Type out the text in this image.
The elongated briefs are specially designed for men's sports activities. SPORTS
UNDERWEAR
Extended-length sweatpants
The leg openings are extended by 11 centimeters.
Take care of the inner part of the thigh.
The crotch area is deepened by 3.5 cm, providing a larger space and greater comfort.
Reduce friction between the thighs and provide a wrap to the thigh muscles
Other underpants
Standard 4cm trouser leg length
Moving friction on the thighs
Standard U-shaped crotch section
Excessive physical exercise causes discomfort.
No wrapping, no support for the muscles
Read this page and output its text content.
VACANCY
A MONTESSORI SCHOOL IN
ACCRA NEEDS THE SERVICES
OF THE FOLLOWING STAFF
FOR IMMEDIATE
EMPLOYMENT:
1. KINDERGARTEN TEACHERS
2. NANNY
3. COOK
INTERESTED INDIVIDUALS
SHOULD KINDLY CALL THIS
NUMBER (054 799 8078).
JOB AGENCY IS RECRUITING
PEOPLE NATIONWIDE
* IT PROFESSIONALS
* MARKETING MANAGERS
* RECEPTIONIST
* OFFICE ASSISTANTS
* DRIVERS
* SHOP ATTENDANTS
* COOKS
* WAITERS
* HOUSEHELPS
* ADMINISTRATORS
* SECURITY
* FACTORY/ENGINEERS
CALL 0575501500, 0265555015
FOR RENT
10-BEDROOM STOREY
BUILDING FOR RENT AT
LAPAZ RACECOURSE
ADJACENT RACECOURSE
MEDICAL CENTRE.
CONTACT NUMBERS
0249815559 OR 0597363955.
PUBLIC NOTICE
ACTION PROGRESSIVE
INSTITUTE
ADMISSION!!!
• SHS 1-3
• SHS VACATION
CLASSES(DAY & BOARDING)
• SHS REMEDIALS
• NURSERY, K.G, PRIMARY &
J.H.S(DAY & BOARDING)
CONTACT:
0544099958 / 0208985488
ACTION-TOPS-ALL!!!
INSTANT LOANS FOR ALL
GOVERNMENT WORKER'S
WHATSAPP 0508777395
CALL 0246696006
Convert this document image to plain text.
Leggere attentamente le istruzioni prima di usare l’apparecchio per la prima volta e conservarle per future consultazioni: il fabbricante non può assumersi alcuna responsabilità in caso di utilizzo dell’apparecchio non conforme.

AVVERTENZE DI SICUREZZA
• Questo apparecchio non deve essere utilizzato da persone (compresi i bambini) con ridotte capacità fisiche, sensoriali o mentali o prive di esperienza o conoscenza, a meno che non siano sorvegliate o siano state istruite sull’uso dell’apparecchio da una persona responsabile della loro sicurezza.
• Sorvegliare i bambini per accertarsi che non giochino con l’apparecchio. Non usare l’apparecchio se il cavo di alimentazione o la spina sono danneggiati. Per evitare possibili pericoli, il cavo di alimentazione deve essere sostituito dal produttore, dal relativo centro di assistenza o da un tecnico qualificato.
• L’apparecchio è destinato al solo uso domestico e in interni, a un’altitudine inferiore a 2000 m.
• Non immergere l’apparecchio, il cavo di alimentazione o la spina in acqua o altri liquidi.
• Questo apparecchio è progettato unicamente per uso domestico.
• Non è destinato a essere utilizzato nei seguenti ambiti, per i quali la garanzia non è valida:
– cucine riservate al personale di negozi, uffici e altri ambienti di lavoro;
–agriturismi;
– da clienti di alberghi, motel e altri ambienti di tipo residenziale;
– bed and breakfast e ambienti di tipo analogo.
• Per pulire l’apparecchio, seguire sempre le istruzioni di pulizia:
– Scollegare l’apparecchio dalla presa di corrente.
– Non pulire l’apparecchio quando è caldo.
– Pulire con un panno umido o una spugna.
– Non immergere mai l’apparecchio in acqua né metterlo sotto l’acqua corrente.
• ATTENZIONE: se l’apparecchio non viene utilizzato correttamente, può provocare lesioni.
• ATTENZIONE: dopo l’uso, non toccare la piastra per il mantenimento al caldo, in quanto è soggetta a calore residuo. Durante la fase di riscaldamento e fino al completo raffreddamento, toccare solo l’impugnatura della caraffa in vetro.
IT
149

===

Prompt -> Extract the whole listing, character for character.

Reply to the task ->
Type out the text in this image.
The elongated briefs are specially designed for men's sports activities. SPORTS
UNDERWEAR
Extended-length sweatpants
The leg openings are extended by 11 centimeters.
Take care of the inner part of the thigh.
The crotch area is deepened by 3.5 cm, providing a larger space and greater comfort.
Reduce friction between the thighs and provide a wrap to the thigh muscles
Other underpants
Standard 4cm trouser leg length
Moving friction on the thighs
Standard U-shaped crotch section
Excessive physical exercise causes discomfort.
No wrapping, no support for the muscles
Read this page and output its text content.
VACANCY
A MONTESSORI SCHOOL IN
ACCRA NEEDS THE SERVICES
OF THE FOLLOWING STAFF
FOR IMMEDIATE
EMPLOYMENT:
1. KINDERGARTEN TEACHERS
2. NANNY
3. COOK
INTERESTED INDIVIDUALS
SHOULD KINDLY CALL THIS
NUMBER (054 799 8078).
JOB AGENCY IS RECRUITING
PEOPLE NATIONWIDE
* IT PROFESSIONALS
* MARKETING MANAGERS
* RECEPTIONIST
* OFFICE ASSISTANTS
* DRIVERS
* SHOP ATTENDANTS
* COOKS
* WAITERS
* HOUSEHELPS
* ADMINISTRATORS
* SECURITY
* FACTORY/ENGINEERS
CALL 0575501500, 0265555015
FOR RENT
10-BEDROOM STOREY
BUILDING FOR RENT AT
LAPAZ RACECOURSE
ADJACENT RACECOURSE
MEDICAL CENTRE.
CONTACT NUMBERS
0249815559 OR 0597363955.
PUBLIC NOTICE
ACTION PROGRESSIVE
INSTITUTE
ADMISSION!!!
• SHS 1-3
• SHS VACATION
CLASSES(DAY & BOARDING)
• SHS REMEDIALS
• NURSERY, K.G, PRIMARY &
J.H.S(DAY & BOARDING)
CONTACT:
0544099958 / 0208985488
ACTION-TOPS-ALL!!!
INSTANT LOANS FOR ALL
GOVERNMENT WORKER'S
WHATSAPP 0508777395
CALL 0246696006
Convert this document image to plain text.
Leggere attentamente le istruzioni prima di usare l’apparecchio per la prima volta e conservarle per future consultazioni: il fabbricante non può assumersi alcuna responsabilità in caso di utilizzo dell’apparecchio non conforme.

AVVERTENZE DI SICUREZZA
• Questo apparecchio non deve essere utilizzato da persone (compresi i bambini) con ridotte capacità fisiche, sensoriali o mentali o prive di esperienza o conoscenza, a meno che non siano sorvegliate o siano state istruite sull’uso dell’apparecchio da una persona responsabile della loro sicurezza.
• Sorvegliare i bambini per accertarsi che non giochino con l’apparecchio. Non usare l’apparecchio se il cavo di alimentazione o la spina sono danneggiati. Per evitare possibili pericoli, il cavo di alimentazione deve essere sostituito dal produttore, dal relativo centro di assistenza o da un tecnico qualificato.
• L’apparecchio è destinato al solo uso domestico e in interni, a un’altitudine inferiore a 2000 m.
• Non immergere l’apparecchio, il cavo di alimentazione o la spina in acqua o altri liquidi.
• Questo apparecchio è progettato unicamente per uso domestico.
• Non è destinato a essere utilizzato nei seguenti ambiti, per i quali la garanzia non è valida:
– cucine riservate al personale di negozi, uffici e altri ambienti di lavoro;
–agriturismi;
– da clienti di alberghi, motel e altri ambienti di tipo residenziale;
– bed and breakfast e ambienti di tipo analogo.
• Per pulire l’apparecchio, seguire sempre le istruzioni di pulizia:
– Scollegare l’apparecchio dalla presa di corrente.
– Non pulire l’apparecchio quando è caldo.
– Pulire con un panno umido o una spugna.
– Non immergere mai l’apparecchio in acqua né metterlo sotto l’acqua corrente.
• ATTENZIONE: se l’apparecchio non viene utilizzato correttamente, può provocare lesioni.
• ATTENZIONE: dopo l’uso, non toccare la piastra per il mantenimento al caldo, in quanto è soggetta a calore residuo. Durante la fase di riscaldamento e fino al completo raffreddamento, toccare solo l’impugnatura della caraffa in vetro.
IT
149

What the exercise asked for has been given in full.